* Your goal
Can you pull out the part of the material that runs from its first line through the line containing "1335, 246, 1351]", both ends included, and reproduce it character for character?

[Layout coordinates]
§ §
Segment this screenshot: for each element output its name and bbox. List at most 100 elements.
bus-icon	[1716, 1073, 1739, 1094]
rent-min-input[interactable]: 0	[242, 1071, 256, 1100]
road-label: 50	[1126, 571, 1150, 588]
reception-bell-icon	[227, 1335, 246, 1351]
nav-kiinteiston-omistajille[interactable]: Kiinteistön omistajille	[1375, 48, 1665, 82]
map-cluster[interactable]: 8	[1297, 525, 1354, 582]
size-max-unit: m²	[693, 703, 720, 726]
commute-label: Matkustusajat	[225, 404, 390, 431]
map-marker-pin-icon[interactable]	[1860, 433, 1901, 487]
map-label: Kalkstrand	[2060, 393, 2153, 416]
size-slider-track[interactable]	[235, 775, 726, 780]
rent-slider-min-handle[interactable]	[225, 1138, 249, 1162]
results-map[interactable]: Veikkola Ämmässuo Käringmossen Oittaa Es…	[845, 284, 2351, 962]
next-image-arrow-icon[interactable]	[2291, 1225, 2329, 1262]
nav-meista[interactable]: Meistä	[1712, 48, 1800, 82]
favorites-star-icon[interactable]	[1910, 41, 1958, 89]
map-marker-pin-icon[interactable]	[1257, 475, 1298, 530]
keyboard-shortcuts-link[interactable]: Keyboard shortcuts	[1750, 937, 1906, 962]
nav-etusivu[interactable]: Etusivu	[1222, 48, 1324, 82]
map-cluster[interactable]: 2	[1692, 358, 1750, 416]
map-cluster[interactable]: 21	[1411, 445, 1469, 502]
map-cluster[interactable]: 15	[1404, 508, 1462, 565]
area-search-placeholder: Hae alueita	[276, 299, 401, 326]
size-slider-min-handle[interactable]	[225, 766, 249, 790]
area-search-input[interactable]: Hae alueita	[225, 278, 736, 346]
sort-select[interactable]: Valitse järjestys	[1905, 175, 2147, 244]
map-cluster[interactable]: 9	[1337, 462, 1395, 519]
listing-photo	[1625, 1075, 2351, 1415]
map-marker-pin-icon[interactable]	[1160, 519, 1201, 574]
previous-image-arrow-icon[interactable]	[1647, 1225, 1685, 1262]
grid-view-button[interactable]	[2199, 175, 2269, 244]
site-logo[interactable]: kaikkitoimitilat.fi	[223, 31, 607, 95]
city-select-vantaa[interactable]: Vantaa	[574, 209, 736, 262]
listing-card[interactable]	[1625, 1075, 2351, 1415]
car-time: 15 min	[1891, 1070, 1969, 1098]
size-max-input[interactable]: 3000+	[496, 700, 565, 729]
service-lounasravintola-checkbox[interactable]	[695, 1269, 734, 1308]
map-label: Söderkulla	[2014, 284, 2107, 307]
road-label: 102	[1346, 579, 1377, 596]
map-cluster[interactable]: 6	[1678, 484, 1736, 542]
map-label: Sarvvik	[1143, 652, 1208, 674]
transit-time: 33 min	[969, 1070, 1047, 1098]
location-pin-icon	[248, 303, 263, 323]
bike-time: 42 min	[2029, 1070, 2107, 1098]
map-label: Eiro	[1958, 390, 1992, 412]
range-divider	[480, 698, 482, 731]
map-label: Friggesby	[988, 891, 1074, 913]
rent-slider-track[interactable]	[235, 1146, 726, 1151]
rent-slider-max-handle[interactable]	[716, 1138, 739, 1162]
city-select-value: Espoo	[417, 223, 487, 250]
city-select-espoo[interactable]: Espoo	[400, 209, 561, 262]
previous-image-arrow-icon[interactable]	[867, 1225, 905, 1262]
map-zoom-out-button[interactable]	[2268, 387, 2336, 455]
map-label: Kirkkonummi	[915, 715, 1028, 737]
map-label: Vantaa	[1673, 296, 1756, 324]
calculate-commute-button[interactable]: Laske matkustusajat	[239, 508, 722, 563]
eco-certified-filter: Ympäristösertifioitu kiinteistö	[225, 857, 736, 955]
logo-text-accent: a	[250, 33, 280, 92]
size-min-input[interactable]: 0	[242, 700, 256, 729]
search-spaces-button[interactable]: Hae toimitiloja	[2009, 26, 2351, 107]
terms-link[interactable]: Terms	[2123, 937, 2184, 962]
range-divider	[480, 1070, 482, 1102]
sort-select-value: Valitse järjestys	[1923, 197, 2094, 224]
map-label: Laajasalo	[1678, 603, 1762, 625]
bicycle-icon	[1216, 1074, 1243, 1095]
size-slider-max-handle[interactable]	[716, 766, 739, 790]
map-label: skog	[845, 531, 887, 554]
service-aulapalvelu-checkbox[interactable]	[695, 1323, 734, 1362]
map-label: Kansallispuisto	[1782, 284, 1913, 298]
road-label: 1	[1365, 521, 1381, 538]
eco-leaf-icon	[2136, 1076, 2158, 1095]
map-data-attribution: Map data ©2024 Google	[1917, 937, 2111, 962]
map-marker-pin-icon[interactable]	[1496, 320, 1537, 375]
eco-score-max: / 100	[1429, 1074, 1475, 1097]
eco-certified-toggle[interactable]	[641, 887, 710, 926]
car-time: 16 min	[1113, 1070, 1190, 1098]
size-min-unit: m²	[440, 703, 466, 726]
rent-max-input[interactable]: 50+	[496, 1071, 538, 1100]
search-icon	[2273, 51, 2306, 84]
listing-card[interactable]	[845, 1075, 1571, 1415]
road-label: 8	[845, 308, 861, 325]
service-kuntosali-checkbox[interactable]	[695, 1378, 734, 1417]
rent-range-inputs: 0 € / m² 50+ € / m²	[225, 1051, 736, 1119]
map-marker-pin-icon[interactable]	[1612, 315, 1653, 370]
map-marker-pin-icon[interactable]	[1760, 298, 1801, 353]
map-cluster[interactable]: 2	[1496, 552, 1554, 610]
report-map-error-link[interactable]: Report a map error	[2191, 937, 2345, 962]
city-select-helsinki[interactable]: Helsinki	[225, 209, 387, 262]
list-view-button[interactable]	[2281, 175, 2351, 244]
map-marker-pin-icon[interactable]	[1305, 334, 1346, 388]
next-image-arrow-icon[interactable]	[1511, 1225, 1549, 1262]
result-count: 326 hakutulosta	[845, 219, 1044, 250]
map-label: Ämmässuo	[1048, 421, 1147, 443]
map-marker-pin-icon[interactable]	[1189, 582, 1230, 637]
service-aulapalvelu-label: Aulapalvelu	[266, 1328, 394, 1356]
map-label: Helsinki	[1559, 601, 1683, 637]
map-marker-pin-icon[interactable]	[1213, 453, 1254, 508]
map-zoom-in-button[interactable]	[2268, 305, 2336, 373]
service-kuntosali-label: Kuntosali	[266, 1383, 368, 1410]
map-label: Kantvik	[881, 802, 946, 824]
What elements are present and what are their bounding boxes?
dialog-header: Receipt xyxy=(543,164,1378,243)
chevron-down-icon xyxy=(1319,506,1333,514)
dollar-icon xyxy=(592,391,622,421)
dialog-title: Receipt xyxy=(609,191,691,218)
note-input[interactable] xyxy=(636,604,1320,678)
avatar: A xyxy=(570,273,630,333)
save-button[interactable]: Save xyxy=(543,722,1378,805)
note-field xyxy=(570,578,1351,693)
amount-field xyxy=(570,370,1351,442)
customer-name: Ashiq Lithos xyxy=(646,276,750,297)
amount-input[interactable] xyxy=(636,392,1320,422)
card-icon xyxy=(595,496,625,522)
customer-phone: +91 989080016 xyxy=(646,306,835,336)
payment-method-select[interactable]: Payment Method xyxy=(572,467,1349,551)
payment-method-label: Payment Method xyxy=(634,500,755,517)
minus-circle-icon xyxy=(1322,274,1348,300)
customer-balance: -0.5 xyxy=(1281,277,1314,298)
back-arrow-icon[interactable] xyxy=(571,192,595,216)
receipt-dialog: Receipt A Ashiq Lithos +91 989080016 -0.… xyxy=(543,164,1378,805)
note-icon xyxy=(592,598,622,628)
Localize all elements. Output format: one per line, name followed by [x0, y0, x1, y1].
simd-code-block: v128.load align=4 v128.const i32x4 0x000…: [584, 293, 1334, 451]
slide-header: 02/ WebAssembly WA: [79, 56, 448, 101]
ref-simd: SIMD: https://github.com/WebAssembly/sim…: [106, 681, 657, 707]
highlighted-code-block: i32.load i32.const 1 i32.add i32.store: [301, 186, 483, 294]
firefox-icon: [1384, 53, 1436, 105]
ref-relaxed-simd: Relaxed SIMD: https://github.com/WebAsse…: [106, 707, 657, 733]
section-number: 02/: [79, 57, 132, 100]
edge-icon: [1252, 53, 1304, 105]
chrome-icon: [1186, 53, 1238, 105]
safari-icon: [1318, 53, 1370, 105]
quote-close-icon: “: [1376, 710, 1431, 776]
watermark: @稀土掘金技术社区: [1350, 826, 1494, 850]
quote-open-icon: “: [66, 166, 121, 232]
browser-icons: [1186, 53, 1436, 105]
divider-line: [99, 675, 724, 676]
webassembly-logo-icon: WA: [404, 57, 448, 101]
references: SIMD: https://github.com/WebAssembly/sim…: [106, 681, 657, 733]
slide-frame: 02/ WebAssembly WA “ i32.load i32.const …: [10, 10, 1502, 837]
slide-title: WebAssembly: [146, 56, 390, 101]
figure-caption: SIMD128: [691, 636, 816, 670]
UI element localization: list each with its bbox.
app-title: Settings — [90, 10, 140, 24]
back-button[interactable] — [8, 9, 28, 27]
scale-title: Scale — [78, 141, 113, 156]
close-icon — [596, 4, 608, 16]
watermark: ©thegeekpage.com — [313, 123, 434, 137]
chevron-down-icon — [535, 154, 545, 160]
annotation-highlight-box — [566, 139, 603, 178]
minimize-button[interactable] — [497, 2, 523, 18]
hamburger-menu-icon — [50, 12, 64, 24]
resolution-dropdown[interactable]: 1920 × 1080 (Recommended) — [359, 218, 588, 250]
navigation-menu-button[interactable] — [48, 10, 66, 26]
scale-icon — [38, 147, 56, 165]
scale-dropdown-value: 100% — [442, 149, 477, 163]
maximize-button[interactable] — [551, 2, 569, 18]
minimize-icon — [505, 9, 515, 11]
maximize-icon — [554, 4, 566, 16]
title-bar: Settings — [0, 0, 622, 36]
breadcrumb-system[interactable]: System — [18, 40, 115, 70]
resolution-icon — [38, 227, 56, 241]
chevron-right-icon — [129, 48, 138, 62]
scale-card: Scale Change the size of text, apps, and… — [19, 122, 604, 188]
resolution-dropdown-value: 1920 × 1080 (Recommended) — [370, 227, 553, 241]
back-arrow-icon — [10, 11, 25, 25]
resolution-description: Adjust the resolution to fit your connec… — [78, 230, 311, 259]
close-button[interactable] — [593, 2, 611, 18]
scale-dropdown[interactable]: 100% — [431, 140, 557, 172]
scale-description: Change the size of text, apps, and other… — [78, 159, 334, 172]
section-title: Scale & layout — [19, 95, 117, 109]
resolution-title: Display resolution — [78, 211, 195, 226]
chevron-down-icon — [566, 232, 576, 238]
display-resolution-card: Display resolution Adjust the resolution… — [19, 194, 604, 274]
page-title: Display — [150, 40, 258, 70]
§ §
* Written answer
Segment this screenshot: for each element output its name and bbox. List at most 100 elements.
bus-icon	[1716, 1073, 1739, 1094]
rent-min-input[interactable]: 0	[242, 1071, 256, 1100]
road-label: 50	[1126, 571, 1150, 588]
reception-bell-icon	[227, 1335, 246, 1351]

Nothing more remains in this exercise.